PROBLEM STATEMENT ▸ Transcribe the listing word for word.
**** GIVEN RECORDS
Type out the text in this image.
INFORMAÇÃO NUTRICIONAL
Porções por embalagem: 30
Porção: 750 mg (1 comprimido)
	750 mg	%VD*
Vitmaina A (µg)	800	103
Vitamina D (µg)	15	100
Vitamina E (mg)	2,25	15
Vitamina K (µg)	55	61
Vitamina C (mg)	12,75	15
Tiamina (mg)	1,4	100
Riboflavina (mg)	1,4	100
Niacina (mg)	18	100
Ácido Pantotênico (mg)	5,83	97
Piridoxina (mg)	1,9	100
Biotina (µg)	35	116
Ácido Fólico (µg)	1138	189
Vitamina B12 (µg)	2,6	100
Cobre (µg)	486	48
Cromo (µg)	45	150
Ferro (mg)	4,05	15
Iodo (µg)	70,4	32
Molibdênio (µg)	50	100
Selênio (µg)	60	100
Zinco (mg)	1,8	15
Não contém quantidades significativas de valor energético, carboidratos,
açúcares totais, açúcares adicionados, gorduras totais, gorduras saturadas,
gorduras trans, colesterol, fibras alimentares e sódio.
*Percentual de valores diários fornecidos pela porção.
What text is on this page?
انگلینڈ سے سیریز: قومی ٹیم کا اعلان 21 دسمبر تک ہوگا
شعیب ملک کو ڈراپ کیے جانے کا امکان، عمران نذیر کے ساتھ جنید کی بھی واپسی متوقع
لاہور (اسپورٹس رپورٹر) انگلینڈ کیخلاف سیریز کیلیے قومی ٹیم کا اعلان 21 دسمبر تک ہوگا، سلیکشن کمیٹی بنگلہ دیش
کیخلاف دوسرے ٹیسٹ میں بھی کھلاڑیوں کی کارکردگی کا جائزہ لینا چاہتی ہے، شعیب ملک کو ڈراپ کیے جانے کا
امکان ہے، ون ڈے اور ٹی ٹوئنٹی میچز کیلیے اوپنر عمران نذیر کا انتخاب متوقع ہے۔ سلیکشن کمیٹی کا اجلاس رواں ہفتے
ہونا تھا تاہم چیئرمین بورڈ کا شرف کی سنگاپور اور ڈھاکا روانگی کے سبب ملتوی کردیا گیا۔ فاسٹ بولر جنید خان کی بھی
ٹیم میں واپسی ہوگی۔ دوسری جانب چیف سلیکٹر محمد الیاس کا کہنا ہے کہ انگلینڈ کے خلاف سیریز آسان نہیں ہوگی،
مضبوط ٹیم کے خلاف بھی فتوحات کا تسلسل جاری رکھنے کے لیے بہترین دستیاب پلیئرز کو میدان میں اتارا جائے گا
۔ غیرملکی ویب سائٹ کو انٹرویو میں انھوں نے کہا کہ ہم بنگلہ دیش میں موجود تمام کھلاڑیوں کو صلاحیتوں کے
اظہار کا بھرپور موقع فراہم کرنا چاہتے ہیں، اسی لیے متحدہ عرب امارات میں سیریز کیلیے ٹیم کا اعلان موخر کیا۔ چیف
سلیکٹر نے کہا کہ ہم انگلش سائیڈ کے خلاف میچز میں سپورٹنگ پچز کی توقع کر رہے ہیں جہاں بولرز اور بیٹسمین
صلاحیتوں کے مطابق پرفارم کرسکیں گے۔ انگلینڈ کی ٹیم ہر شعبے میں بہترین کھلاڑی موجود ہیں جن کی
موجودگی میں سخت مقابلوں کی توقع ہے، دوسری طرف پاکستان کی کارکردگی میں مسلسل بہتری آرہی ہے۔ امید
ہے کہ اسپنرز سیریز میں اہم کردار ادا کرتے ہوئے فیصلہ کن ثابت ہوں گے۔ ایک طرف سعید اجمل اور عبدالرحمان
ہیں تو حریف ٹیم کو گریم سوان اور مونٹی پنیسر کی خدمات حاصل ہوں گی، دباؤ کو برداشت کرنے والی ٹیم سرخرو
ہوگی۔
********
EXERCISE RESPONSE ▸
Type out the text in this image.
INFORMAÇÃO NUTRICIONAL
Porções por embalagem: 30
Porção: 750 mg (1 comprimido)
	750 mg	%VD*
Vitmaina A (µg)	800	103
Vitamina D (µg)	15	100
Vitamina E (mg)	2,25	15
Vitamina K (µg)	55	61
Vitamina C (mg)	12,75	15
Tiamina (mg)	1,4	100
Riboflavina (mg)	1,4	100
Niacina (mg)	18	100
Ácido Pantotênico (mg)	5,83	97
Piridoxina (mg)	1,9	100
Biotina (µg)	35	116
Ácido Fólico (µg)	1138	189
Vitamina B12 (µg)	2,6	100
Cobre (µg)	486	48
Cromo (µg)	45	150
Ferro (mg)	4,05	15
Iodo (µg)	70,4	32
Molibdênio (µg)	50	100
Selênio (µg)	60	100
Zinco (mg)	1,8	15
Não contém quantidades significativas de valor energético, carboidratos,
açúcares totais, açúcares adicionados, gorduras totais, gorduras saturadas,
gorduras trans, colesterol, fibras alimentares e sódio.
*Percentual de valores diários fornecidos pela porção.
What text is on this page?
انگلینڈ سے سیریز: قومی ٹیم کا اعلان 21 دسمبر تک ہوگا
شعیب ملک کو ڈراپ کیے جانے کا امکان، عمران نذیر کے ساتھ جنید کی بھی واپسی متوقع
لاہور (اسپورٹس رپورٹر) انگلینڈ کیخلاف سیریز کیلیے قومی ٹیم کا اعلان 21 دسمبر تک ہوگا، سلیکشن کمیٹی بنگلہ دیش
کیخلاف دوسرے ٹیسٹ میں بھی کھلاڑیوں کی کارکردگی کا جائزہ لینا چاہتی ہے، شعیب ملک کو ڈراپ کیے جانے کا
امکان ہے، ون ڈے اور ٹی ٹوئنٹی میچز کیلیے اوپنر عمران نذیر کا انتخاب متوقع ہے۔ سلیکشن کمیٹی کا اجلاس رواں ہفتے
ہونا تھا تاہم چیئرمین بورڈ کا شرف کی سنگاپور اور ڈھاکا روانگی کے سبب ملتوی کردیا گیا۔ فاسٹ بولر جنید خان کی بھی
ٹیم میں واپسی ہوگی۔ دوسری جانب چیف سلیکٹر محمد الیاس کا کہنا ہے کہ انگلینڈ کے خلاف سیریز آسان نہیں ہوگی،
مضبوط ٹیم کے خلاف بھی فتوحات کا تسلسل جاری رکھنے کے لیے بہترین دستیاب پلیئرز کو میدان میں اتارا جائے گا
۔ غیرملکی ویب سائٹ کو انٹرویو میں انھوں نے کہا کہ ہم بنگلہ دیش میں موجود تمام کھلاڑیوں کو صلاحیتوں کے
اظہار کا بھرپور موقع فراہم کرنا چاہتے ہیں، اسی لیے متحدہ عرب امارات میں سیریز کیلیے ٹیم کا اعلان موخر کیا۔ چیف
سلیکٹر نے کہا کہ ہم انگلش سائیڈ کے خلاف میچز میں سپورٹنگ پچز کی توقع کر رہے ہیں جہاں بولرز اور بیٹسمین
صلاحیتوں کے مطابق پرفارم کرسکیں گے۔ انگلینڈ کی ٹیم ہر شعبے میں بہترین کھلاڑی موجود ہیں جن کی
موجودگی میں سخت مقابلوں کی توقع ہے، دوسری طرف پاکستان کی کارکردگی میں مسلسل بہتری آرہی ہے۔ امید
ہے کہ اسپنرز سیریز میں اہم کردار ادا کرتے ہوئے فیصلہ کن ثابت ہوں گے۔ ایک طرف سعید اجمل اور عبدالرحمان
ہیں تو حریف ٹیم کو گریم سوان اور مونٹی پنیسر کی خدمات حاصل ہوں گی، دباؤ کو برداشت کرنے والی ٹیم سرخرو
ہوگی۔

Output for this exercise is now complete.